▶ The request:
A single number is the answer here: how many lines of the entries contain "阅读下面的材料"?

= = = = =

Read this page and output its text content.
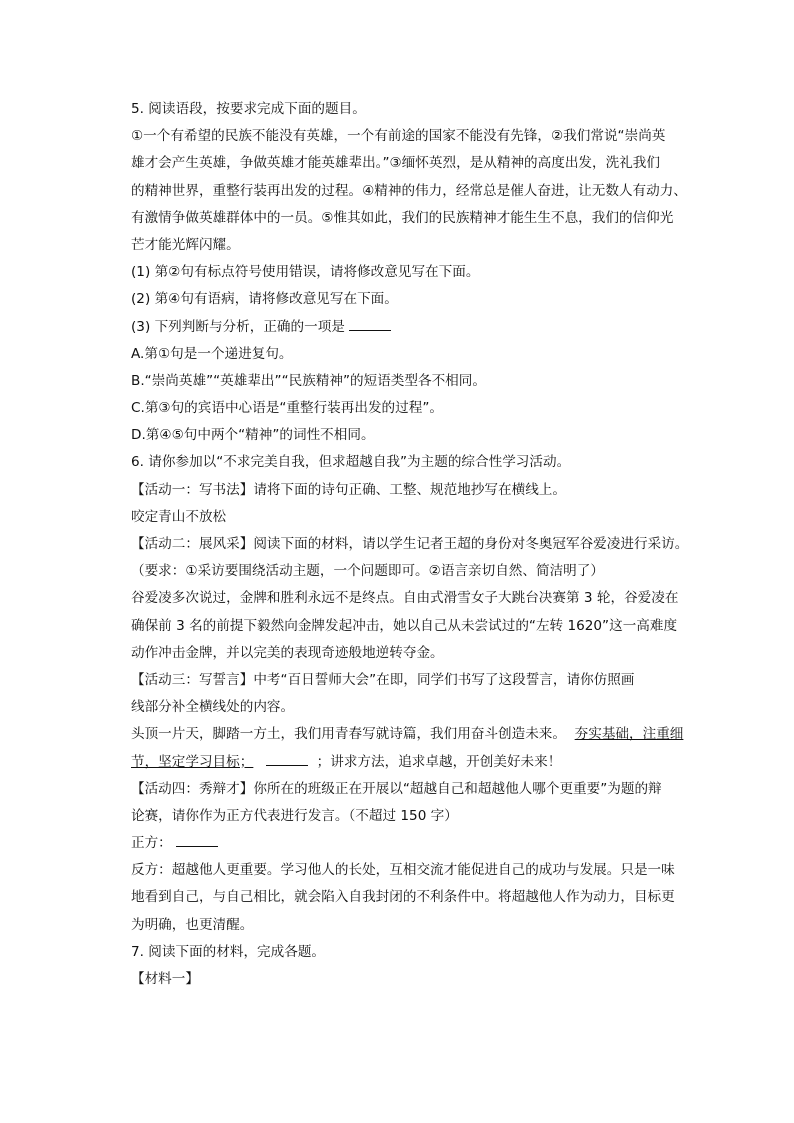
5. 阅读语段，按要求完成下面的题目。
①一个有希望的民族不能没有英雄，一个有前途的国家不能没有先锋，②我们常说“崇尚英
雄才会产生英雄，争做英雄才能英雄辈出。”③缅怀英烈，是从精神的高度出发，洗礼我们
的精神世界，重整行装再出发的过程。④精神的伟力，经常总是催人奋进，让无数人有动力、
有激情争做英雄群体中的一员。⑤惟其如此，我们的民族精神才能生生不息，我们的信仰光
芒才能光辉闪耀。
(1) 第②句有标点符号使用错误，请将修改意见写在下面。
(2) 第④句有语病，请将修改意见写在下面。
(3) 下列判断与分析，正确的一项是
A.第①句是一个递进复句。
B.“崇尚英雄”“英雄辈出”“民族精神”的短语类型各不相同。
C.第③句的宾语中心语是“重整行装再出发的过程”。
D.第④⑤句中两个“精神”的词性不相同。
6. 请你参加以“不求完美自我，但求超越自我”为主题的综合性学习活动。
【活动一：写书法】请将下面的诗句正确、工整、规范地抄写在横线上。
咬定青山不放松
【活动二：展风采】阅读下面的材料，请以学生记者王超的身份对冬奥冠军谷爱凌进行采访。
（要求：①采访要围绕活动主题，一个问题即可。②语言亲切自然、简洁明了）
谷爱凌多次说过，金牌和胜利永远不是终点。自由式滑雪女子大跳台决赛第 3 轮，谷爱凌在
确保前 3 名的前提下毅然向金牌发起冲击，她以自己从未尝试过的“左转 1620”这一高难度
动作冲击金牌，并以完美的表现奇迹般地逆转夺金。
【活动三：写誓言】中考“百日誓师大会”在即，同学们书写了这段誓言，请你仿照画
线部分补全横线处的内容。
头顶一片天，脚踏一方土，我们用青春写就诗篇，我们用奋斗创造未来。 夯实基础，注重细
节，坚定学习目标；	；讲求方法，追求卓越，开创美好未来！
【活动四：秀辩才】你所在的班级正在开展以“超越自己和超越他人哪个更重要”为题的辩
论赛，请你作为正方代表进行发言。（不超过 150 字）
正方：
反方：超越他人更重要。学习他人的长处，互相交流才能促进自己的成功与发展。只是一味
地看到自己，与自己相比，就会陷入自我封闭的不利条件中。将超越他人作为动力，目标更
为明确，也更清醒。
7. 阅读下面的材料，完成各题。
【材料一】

= = = = =

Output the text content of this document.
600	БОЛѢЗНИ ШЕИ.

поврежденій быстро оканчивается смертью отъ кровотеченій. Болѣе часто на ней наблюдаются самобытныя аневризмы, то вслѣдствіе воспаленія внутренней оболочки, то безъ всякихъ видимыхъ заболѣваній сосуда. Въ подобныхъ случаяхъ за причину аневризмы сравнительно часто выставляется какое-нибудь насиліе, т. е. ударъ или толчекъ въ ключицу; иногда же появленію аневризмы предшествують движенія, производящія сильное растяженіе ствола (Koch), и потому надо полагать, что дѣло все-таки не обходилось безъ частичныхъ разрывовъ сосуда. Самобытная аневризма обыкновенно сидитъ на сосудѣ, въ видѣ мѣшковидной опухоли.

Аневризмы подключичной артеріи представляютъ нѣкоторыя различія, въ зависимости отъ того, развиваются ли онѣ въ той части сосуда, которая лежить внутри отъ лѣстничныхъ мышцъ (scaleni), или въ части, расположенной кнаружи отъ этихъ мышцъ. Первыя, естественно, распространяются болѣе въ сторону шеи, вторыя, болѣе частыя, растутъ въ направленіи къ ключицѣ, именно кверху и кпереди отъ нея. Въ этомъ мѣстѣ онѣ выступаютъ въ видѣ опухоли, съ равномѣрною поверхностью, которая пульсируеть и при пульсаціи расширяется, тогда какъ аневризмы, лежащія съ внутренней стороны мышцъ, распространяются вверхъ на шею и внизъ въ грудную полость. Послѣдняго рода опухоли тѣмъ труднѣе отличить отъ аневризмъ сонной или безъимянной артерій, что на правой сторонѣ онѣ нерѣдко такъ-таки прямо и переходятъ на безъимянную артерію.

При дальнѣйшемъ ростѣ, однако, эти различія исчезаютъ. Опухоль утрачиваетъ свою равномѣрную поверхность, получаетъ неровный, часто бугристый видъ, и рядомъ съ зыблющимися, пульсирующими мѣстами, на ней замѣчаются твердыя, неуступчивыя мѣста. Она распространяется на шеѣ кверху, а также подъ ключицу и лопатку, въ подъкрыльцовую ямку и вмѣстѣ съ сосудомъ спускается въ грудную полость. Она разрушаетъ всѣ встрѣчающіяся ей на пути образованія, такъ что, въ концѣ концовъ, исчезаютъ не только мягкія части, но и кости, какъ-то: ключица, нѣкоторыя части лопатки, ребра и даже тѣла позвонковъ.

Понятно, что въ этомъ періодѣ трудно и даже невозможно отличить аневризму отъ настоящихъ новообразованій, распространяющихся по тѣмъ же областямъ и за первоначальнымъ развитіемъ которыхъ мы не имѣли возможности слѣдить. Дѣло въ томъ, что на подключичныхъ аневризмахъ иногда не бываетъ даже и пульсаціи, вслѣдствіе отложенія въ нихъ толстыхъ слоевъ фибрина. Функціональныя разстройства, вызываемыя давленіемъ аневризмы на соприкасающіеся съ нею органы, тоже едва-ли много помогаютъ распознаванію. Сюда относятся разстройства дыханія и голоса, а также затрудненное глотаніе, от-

= = = = =

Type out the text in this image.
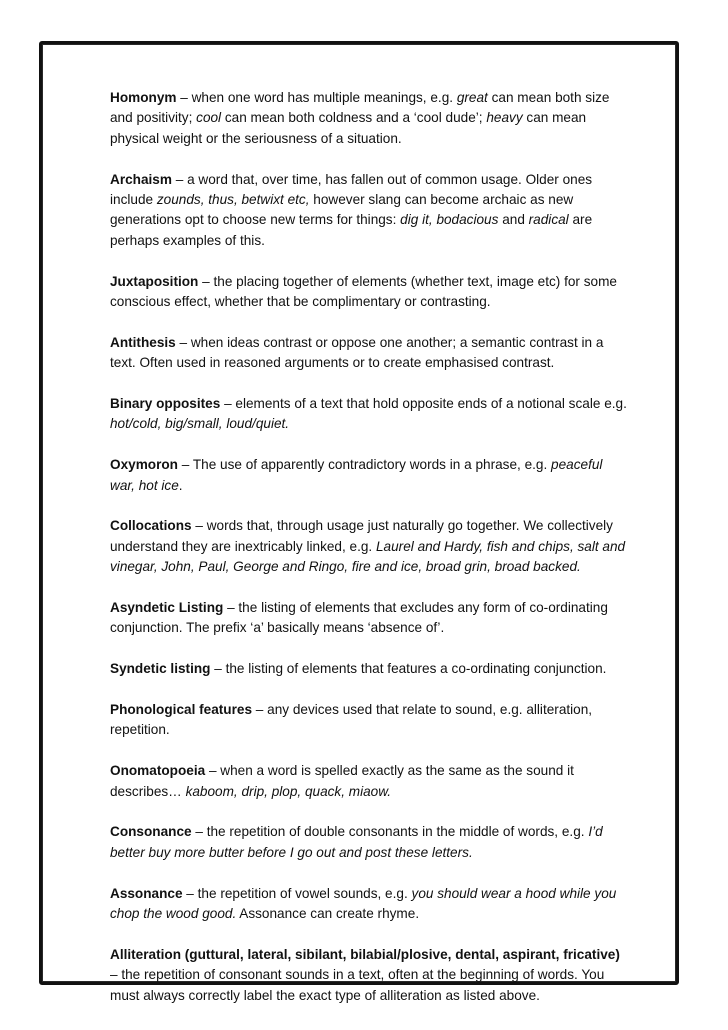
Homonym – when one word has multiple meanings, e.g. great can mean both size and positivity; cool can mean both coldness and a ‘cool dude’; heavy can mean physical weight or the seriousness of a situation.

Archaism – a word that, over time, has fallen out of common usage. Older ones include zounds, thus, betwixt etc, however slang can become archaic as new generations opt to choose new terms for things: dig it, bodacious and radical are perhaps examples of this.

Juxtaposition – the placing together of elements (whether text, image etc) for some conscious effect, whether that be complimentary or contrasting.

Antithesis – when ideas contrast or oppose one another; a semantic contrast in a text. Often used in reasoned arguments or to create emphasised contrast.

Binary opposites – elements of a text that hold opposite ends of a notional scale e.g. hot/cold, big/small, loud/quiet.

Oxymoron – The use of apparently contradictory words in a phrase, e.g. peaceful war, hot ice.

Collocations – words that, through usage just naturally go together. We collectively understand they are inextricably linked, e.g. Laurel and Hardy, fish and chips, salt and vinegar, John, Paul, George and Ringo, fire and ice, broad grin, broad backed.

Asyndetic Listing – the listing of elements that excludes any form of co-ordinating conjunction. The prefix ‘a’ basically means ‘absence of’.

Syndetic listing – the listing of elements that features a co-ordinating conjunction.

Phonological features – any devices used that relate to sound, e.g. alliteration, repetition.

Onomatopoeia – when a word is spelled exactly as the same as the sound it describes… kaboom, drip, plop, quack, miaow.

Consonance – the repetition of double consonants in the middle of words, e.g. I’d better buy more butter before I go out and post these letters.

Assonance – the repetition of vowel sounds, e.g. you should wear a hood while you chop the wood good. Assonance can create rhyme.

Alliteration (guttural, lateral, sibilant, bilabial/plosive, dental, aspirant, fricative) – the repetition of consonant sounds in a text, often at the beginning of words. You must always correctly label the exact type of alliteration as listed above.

= = = = =

▶ Result below:
2